Go through the data below. List every line that holds the word "title".

Stored items from a collection

• • • • • • •

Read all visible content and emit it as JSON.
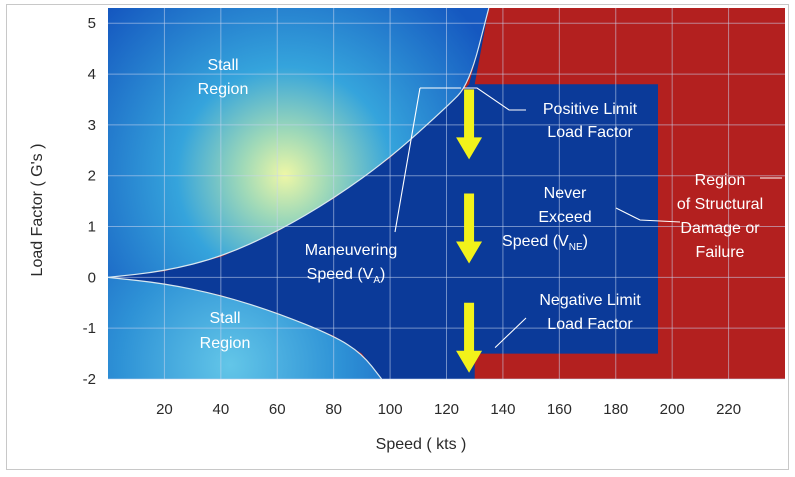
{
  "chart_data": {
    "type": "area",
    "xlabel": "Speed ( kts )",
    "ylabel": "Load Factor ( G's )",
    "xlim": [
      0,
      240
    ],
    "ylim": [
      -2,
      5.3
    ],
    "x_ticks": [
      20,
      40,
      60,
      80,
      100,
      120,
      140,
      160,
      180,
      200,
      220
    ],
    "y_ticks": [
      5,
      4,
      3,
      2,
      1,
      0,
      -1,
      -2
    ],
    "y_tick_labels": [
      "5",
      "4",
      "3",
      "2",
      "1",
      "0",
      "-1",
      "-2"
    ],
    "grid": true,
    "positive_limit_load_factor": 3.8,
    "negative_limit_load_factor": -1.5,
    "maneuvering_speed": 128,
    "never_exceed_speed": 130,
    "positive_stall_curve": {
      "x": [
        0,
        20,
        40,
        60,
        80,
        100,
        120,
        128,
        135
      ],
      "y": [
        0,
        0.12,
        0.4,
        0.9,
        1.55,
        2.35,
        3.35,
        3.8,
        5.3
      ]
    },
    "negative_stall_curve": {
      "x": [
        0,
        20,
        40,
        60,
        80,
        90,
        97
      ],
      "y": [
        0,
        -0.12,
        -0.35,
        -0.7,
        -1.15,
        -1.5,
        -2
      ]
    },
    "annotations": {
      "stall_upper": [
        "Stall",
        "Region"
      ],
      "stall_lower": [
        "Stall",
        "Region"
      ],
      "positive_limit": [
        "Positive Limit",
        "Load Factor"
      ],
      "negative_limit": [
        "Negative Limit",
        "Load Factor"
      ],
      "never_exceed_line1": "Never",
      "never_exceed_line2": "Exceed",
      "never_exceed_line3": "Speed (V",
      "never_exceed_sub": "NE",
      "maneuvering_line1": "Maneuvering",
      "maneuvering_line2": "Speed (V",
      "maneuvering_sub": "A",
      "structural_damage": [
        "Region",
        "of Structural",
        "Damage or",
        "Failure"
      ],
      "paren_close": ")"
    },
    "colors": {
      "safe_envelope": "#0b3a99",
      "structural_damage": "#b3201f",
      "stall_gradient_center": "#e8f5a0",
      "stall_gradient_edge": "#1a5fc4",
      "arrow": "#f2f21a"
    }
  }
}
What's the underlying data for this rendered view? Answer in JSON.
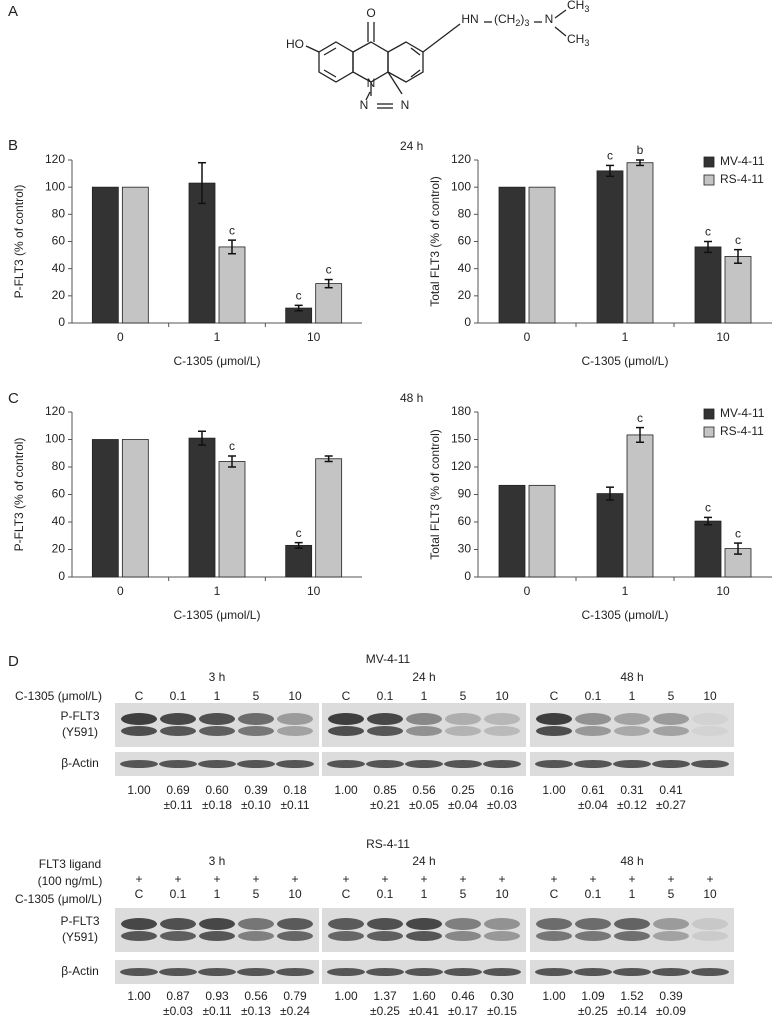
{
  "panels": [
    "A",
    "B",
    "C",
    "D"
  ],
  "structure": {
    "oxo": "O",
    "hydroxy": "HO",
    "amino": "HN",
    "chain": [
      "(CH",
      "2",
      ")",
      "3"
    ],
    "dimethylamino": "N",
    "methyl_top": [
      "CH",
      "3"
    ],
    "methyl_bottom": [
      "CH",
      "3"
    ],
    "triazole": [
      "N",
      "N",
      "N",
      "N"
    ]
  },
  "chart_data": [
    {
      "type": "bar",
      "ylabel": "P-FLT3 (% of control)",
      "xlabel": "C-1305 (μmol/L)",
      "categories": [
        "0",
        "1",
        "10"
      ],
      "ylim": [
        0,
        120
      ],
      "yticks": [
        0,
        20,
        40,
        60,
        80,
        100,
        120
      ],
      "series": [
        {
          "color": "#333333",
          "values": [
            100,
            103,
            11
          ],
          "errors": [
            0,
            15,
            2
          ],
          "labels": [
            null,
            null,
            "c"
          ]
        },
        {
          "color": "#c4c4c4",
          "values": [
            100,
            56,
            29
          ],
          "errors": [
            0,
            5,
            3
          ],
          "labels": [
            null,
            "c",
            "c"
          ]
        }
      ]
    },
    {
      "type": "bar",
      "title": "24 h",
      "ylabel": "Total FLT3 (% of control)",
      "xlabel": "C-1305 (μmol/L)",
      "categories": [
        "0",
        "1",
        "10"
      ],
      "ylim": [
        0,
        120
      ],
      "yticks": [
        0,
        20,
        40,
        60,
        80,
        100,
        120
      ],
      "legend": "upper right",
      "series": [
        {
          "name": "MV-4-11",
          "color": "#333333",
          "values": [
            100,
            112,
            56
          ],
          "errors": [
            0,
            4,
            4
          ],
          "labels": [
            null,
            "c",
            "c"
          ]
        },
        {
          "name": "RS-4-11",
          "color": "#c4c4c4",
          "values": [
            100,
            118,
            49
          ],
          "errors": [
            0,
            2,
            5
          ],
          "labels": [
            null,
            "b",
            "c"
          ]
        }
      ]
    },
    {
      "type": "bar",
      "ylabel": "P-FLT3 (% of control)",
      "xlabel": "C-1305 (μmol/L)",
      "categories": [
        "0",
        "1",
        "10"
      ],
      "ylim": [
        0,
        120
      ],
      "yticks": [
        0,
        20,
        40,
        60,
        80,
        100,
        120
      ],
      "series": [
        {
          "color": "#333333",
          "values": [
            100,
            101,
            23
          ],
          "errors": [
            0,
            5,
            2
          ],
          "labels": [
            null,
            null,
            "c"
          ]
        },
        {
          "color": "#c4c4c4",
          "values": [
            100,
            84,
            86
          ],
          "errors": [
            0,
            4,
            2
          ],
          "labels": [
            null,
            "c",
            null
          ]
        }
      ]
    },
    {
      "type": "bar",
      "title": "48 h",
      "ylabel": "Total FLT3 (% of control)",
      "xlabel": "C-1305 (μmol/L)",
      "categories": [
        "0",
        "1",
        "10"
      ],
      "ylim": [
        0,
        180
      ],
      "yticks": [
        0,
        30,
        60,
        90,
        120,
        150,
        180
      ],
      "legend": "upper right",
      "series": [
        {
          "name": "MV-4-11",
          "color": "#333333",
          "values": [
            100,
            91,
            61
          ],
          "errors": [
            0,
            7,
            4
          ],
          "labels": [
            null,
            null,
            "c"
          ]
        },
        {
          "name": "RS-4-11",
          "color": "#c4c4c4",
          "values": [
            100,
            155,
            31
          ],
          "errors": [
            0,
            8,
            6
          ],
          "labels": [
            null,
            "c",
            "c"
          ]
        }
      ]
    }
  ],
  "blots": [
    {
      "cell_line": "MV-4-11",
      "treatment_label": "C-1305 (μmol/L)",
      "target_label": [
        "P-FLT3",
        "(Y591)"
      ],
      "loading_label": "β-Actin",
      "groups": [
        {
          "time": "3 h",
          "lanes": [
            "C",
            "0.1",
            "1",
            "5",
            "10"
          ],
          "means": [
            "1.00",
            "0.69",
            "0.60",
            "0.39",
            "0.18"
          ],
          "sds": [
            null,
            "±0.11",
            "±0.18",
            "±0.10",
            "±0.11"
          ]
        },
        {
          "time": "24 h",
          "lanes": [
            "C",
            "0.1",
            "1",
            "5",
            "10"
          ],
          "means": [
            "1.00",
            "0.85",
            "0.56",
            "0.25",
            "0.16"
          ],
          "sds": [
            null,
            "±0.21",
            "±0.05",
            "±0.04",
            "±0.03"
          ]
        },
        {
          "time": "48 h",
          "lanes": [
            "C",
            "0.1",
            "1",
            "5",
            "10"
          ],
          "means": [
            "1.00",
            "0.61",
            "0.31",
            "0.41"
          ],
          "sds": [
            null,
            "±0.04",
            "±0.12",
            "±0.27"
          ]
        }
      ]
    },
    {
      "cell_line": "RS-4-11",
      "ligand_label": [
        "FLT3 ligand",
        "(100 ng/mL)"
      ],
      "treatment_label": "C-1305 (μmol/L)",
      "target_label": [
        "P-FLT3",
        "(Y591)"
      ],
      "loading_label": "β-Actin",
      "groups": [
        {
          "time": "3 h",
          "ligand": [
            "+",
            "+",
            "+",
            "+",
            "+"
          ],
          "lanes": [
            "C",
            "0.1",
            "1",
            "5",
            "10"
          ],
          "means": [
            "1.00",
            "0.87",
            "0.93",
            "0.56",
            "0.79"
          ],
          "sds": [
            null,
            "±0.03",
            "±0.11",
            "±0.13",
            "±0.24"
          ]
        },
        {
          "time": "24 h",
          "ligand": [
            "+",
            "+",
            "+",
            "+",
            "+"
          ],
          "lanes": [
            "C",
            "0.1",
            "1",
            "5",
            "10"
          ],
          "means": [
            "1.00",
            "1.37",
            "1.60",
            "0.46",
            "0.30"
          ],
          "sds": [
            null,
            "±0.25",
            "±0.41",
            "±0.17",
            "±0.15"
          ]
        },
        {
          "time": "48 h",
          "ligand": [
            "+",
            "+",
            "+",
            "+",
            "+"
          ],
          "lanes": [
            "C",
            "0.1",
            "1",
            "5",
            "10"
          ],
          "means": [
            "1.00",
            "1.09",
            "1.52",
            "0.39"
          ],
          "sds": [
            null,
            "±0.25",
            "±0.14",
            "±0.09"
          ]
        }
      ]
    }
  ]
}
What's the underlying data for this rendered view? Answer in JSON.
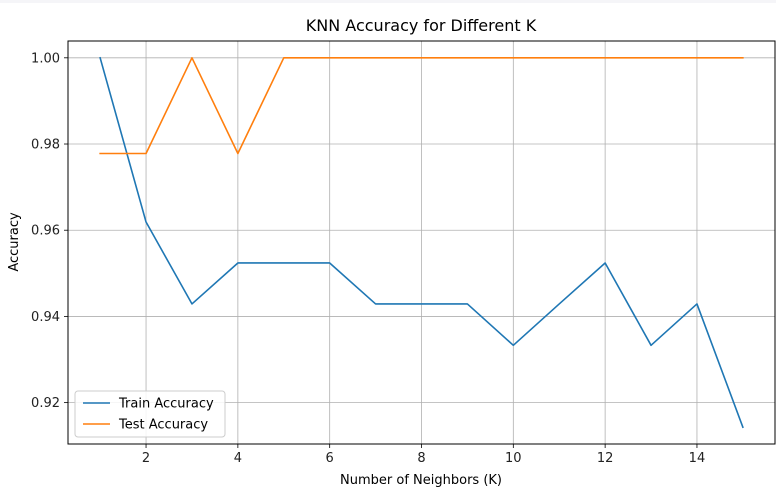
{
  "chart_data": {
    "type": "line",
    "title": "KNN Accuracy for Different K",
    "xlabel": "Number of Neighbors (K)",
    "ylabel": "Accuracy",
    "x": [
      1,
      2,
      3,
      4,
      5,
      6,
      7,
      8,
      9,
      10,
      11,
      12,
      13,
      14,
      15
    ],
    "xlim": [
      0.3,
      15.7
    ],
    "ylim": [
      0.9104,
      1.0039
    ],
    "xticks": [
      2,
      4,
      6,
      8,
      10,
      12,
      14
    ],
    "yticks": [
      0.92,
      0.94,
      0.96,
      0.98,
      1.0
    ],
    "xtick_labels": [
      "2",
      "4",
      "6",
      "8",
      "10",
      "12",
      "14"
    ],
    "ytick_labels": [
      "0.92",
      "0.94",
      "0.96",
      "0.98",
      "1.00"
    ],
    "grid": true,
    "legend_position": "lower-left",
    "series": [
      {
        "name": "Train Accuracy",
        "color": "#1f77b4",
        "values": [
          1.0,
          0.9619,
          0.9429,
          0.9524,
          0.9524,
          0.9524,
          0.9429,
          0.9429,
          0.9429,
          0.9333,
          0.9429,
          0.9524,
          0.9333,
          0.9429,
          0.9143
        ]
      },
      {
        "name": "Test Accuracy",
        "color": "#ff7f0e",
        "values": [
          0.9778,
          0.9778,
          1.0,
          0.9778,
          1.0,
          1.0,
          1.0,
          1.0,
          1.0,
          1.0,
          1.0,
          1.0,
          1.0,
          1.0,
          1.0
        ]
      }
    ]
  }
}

• • • • • • •

**THE COMPLETED TASK:**
      "title": "24 h",
      "title": "48 h",
    "title": "KNN Accuracy for Different K",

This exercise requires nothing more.